TASK TO CARRY OUT:
Below are the records; collect from them each line containing the string "JSON".

* * * *

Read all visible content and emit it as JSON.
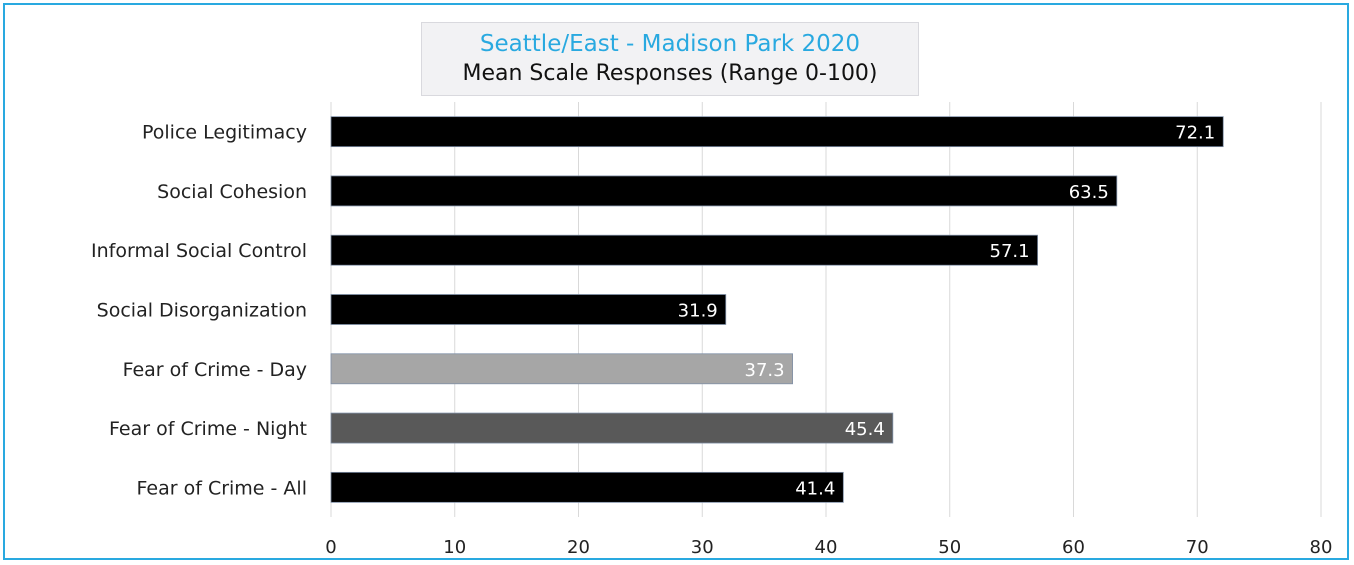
{
  "chart_data": {
    "type": "bar",
    "orientation": "horizontal",
    "title": "Seattle/East - Madison Park 2020",
    "subtitle": "Mean Scale Responses (Range 0-100)",
    "categories": [
      "Police Legitimacy",
      "Social Cohesion",
      "Informal Social Control",
      "Social Disorganization",
      "Fear of Crime - Day",
      "Fear of Crime - Night",
      "Fear of Crime - All"
    ],
    "values": [
      72.1,
      63.5,
      57.1,
      31.9,
      37.3,
      45.4,
      41.4
    ],
    "value_labels": [
      "72.1",
      "63.5",
      "57.1",
      "31.9",
      "37.3",
      "45.4",
      "41.4"
    ],
    "bar_colors": [
      "#000000",
      "#000000",
      "#000000",
      "#000000",
      "#a6a6a6",
      "#595959",
      "#000000"
    ],
    "xlim": [
      0,
      80
    ],
    "xticks": [
      0,
      10,
      20,
      30,
      40,
      50,
      60,
      70,
      80
    ],
    "xlabel": "",
    "ylabel": "",
    "grid": "vertical",
    "legend": "none",
    "colors": {
      "frame": "#29a9e0",
      "title": "#29a9e0",
      "grid": "#d9d9d9"
    }
  }
}
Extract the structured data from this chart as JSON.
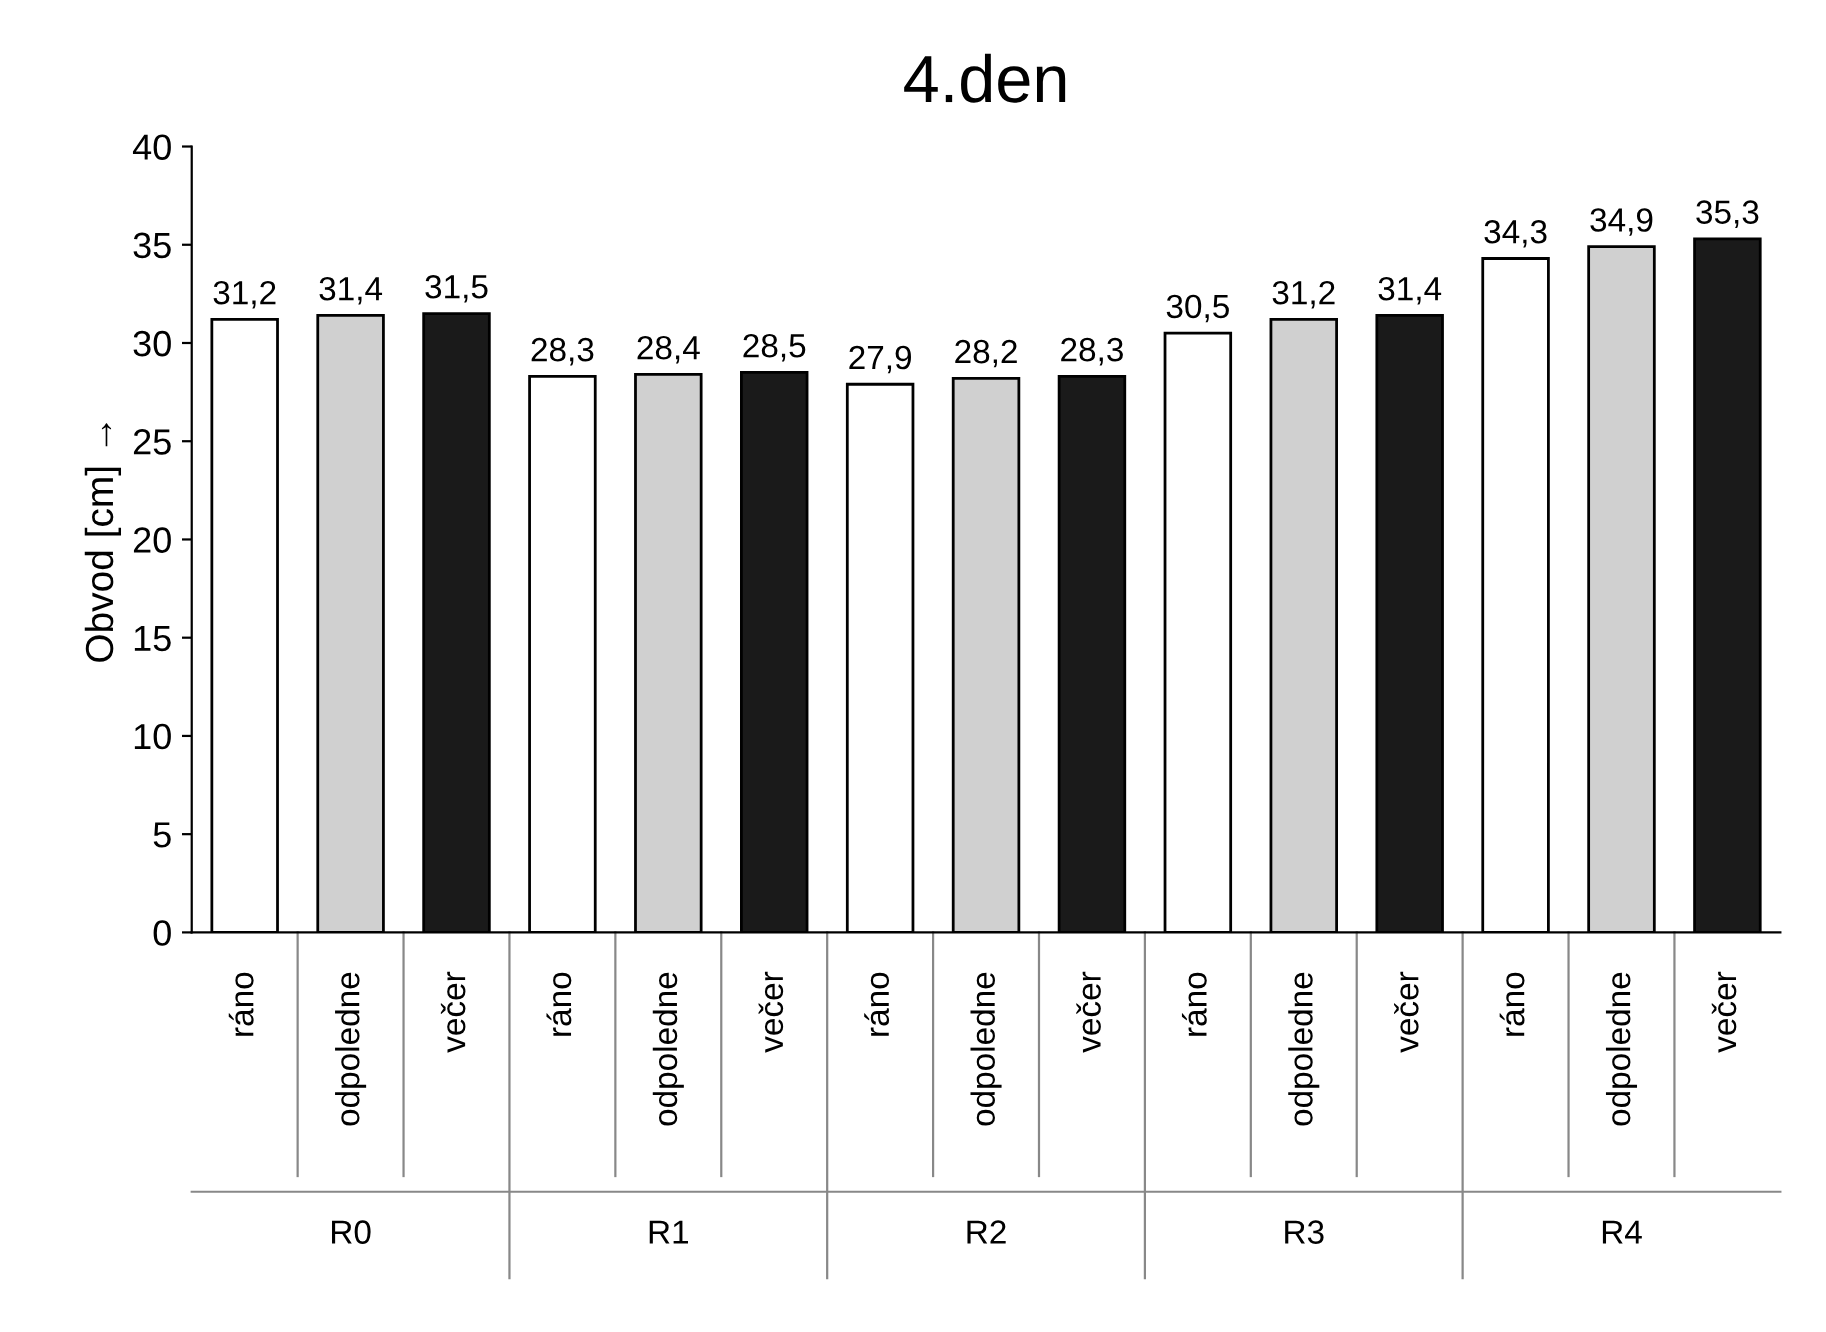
{
  "chart_data": {
    "type": "bar",
    "title": "4.den",
    "ylabel": "Obvod [cm] →",
    "categories": [
      "ráno",
      "odpoledne",
      "večer",
      "ráno",
      "odpoledne",
      "večer",
      "ráno",
      "odpoledne",
      "večer",
      "ráno",
      "odpoledne",
      "večer",
      "ráno",
      "odpoledne",
      "večer"
    ],
    "values": [
      31.2,
      31.4,
      31.5,
      28.3,
      28.4,
      28.5,
      27.9,
      28.2,
      28.3,
      30.5,
      31.2,
      31.4,
      34.3,
      34.9,
      35.3
    ],
    "value_labels": [
      "31,2",
      "31,4",
      "31,5",
      "28,3",
      "28,4",
      "28,5",
      "27,9",
      "28,2",
      "28,3",
      "30,5",
      "31,2",
      "31,4",
      "34,3",
      "34,9",
      "35,3"
    ],
    "colors": [
      "#ffffff",
      "#d0d0d0",
      "#1a1a1a",
      "#ffffff",
      "#d0d0d0",
      "#1a1a1a",
      "#ffffff",
      "#d0d0d0",
      "#1a1a1a",
      "#ffffff",
      "#d0d0d0",
      "#1a1a1a",
      "#ffffff",
      "#d0d0d0",
      "#1a1a1a"
    ],
    "annotations": [
      "R0",
      "R1",
      "R2",
      "R3",
      "R4"
    ],
    "ylim": [
      0,
      40
    ],
    "yticks": [
      0,
      5,
      10,
      15,
      20,
      25,
      30,
      35,
      40
    ],
    "grid": false,
    "legend": false
  }
}
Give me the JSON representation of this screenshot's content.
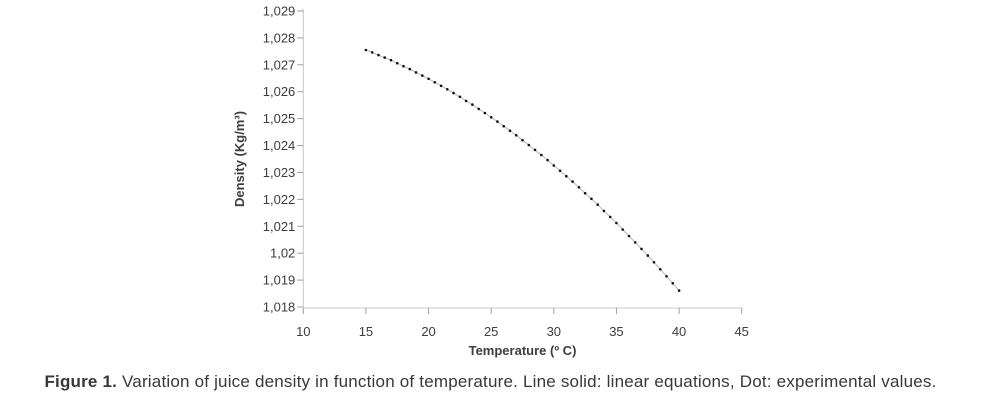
{
  "figure": {
    "caption_label": "Figure 1.",
    "caption_text": " Variation of juice density in function of temperature. Line solid: linear equations, Dot: experimental values."
  },
  "chart_data": {
    "type": "scatter",
    "title": "",
    "xlabel": "Temperature (º C)",
    "ylabel": "Density (Kg/m³)",
    "xlim": [
      10,
      45
    ],
    "ylim": [
      1.018,
      1.029
    ],
    "grid": false,
    "legend_position": "none",
    "x_ticks": [
      10,
      15,
      20,
      25,
      30,
      35,
      40,
      45
    ],
    "y_tick_labels": [
      "1,029",
      "1,028",
      "1,027",
      "1,026",
      "1,025",
      "1,024",
      "1,023",
      "1,022",
      "1,021",
      "1,02",
      "1,019",
      "1,018"
    ],
    "y_tick_values": [
      1.029,
      1.028,
      1.027,
      1.026,
      1.025,
      1.024,
      1.023,
      1.022,
      1.021,
      1.02,
      1.019,
      1.018
    ],
    "x": [
      15,
      15.5,
      16,
      16.5,
      17,
      17.5,
      18,
      18.5,
      19,
      19.5,
      20,
      20.5,
      21,
      21.5,
      22,
      22.5,
      23,
      23.5,
      24,
      24.5,
      25,
      25.5,
      26,
      26.5,
      27,
      27.5,
      28,
      28.5,
      29,
      29.5,
      30,
      30.5,
      31,
      31.5,
      32,
      32.5,
      33,
      33.5,
      34,
      34.5,
      35,
      35.5,
      36,
      36.5,
      37,
      37.5,
      38,
      38.5,
      39,
      39.5,
      40
    ],
    "series": [
      {
        "name": "experimental values",
        "style": "dots",
        "color": "#111111",
        "y": [
          1.02755,
          1.02746,
          1.02736,
          1.02727,
          1.02717,
          1.02706,
          1.02695,
          1.02684,
          1.02672,
          1.0266,
          1.02648,
          1.02635,
          1.02622,
          1.02609,
          1.02595,
          1.02581,
          1.02566,
          1.02552,
          1.02536,
          1.02521,
          1.02505,
          1.02489,
          1.02472,
          1.02455,
          1.02438,
          1.0242,
          1.02402,
          1.02384,
          1.02365,
          1.02346,
          1.02326,
          1.02306,
          1.02286,
          1.02266,
          1.02245,
          1.02223,
          1.02202,
          1.0218,
          1.02157,
          1.02135,
          1.02112,
          1.02088,
          1.02064,
          1.0204,
          1.02016,
          1.01991,
          1.01966,
          1.0194,
          1.01914,
          1.01888,
          1.01861
        ]
      },
      {
        "name": "linear equations",
        "style": "solid-line",
        "color": "#b8b8b8",
        "y_same_as": 0
      }
    ],
    "axis_color": "#c8c8c8",
    "tick_color": "#9f9f9f",
    "label_color": "#3d3d3d"
  }
}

* * * *

FINISHED TASK:
Read all visible content and emit it as JSON.
Extract the structured data from this chart as JSON.
Give me the JSON representation of this screenshot's content.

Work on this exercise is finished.